Stored rows start
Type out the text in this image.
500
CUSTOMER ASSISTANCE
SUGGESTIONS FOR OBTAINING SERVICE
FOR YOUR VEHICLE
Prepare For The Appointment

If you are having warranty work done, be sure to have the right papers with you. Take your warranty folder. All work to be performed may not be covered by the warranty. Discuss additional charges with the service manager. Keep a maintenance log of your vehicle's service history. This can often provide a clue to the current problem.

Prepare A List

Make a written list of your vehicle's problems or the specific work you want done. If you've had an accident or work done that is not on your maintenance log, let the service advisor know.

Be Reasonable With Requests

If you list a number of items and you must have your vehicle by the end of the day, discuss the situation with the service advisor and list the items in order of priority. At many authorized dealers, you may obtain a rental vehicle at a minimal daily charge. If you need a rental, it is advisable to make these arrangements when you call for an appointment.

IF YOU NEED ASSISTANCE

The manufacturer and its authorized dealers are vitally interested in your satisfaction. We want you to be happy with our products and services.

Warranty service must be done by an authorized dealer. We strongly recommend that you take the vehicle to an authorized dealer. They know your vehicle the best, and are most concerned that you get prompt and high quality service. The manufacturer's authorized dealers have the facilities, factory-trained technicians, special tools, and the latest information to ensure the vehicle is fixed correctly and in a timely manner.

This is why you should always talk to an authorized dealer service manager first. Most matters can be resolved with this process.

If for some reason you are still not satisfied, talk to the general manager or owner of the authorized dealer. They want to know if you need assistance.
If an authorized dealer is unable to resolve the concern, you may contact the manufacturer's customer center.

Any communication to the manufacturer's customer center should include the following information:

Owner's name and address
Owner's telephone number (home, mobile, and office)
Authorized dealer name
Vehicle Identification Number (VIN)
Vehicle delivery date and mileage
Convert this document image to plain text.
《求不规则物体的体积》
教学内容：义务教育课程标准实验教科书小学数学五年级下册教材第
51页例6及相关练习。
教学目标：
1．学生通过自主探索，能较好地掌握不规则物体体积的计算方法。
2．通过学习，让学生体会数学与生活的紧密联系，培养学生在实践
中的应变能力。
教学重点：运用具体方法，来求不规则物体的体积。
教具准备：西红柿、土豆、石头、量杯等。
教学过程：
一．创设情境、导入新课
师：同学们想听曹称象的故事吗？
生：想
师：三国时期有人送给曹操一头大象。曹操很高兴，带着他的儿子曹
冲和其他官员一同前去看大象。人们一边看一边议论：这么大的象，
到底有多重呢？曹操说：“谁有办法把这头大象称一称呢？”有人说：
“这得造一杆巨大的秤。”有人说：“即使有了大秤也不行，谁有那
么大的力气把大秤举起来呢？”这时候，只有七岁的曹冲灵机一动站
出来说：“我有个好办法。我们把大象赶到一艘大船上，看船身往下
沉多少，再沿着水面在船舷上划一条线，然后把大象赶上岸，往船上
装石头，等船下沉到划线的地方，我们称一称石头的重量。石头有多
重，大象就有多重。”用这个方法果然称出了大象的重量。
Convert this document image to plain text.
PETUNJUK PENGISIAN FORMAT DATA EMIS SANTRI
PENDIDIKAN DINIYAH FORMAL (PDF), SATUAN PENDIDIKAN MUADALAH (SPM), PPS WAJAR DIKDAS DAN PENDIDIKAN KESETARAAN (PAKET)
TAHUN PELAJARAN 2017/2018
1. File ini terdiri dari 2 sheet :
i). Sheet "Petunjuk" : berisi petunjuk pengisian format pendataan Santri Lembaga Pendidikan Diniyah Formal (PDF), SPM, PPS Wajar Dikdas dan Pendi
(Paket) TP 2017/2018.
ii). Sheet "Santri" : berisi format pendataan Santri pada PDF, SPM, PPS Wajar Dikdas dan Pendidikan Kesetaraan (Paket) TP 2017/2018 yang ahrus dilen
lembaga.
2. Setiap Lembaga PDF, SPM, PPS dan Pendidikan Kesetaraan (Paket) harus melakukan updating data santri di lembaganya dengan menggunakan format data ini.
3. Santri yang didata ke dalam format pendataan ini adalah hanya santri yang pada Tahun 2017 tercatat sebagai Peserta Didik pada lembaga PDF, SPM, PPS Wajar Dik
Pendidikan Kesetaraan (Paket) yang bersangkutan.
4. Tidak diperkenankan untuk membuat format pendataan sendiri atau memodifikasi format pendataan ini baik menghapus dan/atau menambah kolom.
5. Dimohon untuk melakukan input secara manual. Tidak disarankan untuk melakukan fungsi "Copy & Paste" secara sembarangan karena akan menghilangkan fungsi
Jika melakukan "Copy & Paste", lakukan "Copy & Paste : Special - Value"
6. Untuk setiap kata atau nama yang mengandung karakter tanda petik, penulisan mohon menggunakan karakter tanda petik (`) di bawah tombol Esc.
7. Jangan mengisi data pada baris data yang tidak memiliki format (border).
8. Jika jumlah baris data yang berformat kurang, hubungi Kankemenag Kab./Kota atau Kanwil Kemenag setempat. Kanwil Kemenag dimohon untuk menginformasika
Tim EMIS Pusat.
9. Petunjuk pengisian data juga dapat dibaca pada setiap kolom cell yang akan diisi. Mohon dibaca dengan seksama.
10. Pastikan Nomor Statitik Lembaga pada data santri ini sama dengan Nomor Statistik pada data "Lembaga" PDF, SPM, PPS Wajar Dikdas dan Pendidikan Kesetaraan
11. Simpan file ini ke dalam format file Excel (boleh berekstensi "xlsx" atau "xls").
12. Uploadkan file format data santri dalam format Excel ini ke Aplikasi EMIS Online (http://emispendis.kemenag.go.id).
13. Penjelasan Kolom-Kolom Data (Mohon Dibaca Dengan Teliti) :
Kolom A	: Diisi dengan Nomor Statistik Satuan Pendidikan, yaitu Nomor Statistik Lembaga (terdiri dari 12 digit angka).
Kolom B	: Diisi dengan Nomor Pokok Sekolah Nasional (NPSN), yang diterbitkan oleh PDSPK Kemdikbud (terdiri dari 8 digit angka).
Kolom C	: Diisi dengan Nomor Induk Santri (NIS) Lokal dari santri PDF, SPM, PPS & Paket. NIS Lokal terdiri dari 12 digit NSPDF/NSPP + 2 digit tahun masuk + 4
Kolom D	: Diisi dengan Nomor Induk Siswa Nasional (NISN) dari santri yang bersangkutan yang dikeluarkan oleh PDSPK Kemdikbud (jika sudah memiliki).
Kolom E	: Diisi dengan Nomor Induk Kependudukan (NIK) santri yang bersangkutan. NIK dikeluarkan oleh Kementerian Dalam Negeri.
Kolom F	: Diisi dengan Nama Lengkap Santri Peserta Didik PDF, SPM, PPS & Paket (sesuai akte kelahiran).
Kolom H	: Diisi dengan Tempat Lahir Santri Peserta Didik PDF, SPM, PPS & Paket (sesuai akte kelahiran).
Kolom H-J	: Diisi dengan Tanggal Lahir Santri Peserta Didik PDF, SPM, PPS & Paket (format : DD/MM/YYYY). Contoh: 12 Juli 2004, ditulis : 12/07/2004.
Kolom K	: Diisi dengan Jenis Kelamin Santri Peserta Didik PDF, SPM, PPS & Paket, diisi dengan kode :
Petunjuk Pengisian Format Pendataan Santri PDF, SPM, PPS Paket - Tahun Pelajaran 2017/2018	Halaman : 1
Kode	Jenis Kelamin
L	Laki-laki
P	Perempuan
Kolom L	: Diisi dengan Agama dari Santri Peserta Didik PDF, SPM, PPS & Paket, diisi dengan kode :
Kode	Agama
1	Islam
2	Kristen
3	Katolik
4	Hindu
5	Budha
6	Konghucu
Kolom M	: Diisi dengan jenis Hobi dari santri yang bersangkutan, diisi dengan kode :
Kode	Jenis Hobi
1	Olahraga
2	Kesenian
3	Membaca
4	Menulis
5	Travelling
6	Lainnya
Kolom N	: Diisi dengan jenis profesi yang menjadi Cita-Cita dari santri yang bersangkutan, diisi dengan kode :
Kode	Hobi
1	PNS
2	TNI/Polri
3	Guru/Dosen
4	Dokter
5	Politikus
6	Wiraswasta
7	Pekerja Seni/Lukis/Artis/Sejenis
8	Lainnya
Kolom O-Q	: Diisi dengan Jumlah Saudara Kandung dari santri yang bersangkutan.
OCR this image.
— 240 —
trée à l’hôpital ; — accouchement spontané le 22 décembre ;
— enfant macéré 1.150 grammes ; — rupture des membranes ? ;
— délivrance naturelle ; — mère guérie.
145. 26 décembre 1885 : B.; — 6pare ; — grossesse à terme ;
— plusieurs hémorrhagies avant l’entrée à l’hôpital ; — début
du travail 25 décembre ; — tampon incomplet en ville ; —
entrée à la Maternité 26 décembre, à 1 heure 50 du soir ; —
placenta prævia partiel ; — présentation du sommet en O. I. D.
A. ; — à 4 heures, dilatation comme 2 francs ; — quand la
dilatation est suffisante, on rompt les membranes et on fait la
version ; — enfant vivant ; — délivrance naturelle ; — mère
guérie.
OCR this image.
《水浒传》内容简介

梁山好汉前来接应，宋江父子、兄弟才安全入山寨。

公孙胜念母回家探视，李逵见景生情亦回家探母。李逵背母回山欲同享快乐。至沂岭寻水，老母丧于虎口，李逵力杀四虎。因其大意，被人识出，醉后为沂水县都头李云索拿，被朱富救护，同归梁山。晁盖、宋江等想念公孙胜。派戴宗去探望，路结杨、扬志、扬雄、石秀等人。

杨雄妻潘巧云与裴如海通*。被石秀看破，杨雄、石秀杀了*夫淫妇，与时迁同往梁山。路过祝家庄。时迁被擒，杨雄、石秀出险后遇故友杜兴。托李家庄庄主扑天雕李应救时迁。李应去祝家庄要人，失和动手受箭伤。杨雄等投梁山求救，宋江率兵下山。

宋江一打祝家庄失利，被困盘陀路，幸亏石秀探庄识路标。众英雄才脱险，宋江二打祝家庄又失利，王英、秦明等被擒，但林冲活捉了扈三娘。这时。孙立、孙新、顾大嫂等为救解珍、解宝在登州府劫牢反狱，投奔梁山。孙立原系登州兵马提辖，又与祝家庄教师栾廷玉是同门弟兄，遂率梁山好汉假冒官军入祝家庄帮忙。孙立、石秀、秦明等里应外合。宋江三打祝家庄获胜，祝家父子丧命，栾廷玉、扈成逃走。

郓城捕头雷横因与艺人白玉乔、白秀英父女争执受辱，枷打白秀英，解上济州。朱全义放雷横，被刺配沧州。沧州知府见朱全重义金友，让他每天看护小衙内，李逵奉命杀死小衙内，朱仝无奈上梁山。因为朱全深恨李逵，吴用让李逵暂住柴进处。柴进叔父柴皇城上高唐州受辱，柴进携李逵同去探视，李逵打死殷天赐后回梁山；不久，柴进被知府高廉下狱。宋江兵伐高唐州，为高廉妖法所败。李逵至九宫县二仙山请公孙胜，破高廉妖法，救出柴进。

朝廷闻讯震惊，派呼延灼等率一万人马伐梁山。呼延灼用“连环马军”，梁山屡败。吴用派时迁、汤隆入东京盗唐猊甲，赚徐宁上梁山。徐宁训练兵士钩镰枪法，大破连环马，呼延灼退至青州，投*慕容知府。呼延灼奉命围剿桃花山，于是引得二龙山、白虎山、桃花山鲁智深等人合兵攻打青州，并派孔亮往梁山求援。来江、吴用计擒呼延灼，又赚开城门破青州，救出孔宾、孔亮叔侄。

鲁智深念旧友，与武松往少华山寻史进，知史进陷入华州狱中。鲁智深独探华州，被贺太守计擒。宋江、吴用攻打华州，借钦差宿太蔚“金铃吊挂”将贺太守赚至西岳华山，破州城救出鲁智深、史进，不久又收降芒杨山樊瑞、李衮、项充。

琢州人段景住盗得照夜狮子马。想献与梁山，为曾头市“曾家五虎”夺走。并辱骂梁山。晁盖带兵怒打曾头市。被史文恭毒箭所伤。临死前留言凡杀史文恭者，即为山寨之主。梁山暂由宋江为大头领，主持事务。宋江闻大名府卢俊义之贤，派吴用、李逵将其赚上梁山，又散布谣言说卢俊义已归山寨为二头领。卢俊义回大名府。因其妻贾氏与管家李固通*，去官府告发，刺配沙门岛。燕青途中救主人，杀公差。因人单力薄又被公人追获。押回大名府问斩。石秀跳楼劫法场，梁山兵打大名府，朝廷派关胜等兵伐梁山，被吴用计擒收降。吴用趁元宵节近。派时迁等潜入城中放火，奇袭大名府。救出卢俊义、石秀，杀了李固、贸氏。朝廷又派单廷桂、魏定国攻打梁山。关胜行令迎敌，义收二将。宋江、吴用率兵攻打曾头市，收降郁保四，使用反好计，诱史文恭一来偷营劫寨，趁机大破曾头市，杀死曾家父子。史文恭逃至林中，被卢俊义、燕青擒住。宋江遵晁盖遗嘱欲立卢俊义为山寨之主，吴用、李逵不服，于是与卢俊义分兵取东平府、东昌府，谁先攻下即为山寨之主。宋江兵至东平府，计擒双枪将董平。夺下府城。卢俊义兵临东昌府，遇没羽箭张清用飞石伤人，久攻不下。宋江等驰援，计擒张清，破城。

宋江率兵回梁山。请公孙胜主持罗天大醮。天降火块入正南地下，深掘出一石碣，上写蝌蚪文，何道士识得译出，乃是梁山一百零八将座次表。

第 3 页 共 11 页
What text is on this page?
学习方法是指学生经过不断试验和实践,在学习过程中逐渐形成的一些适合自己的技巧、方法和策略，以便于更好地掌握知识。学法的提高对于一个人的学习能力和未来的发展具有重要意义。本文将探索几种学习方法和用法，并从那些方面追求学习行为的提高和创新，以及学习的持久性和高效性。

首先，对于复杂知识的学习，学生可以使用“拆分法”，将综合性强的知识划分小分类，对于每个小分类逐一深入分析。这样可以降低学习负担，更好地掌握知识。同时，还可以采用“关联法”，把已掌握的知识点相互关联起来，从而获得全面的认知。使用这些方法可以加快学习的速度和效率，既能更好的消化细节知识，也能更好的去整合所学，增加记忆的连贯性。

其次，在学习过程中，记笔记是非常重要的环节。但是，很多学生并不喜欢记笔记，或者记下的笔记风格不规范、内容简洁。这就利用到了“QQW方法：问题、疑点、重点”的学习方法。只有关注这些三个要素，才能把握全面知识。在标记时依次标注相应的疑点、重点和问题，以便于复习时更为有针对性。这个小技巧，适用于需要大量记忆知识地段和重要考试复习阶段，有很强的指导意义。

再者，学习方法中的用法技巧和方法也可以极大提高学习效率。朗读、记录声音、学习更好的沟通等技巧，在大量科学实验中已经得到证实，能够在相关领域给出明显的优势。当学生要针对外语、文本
Stored rows end
-- Task prompt --
Return every line from the records above that holds the word "dari".

-- Response below --
1. File ini terdiri dari 2 sheet :
Kolom A	: Diisi dengan Nomor Statistik Satuan Pendidikan, yaitu Nomor Statistik Lembaga (terdiri dari 12 digit angka).
Kolom B	: Diisi dengan Nomor Pokok Sekolah Nasional (NPSN), yang diterbitkan oleh PDSPK Kemdikbud (terdiri dari 8 digit angka).
Kolom C	: Diisi dengan Nomor Induk Santri (NIS) Lokal dari santri PDF, SPM, PPS & Paket. NIS Lokal terdiri dari 12 digit NSPDF/NSPP + 2 digit tahun masuk + 4
Kolom D	: Diisi dengan Nomor Induk Siswa Nasional (NISN) dari santri yang bersangkutan yang dikeluarkan oleh PDSPK Kemdikbud (jika sudah memiliki).
Kolom L	: Diisi dengan Agama dari Santri Peserta Didik PDF, SPM, PPS & Paket, diisi dengan kode :
Kolom M	: Diisi dengan jenis Hobi dari santri yang bersangkutan, diisi dengan kode :
Kolom N	: Diisi dengan jenis profesi yang menjadi Cita-Cita dari santri yang bersangkutan, diisi dengan kode :
Kolom O-Q	: Diisi dengan Jumlah Saudara Kandung dari santri yang bersangkutan.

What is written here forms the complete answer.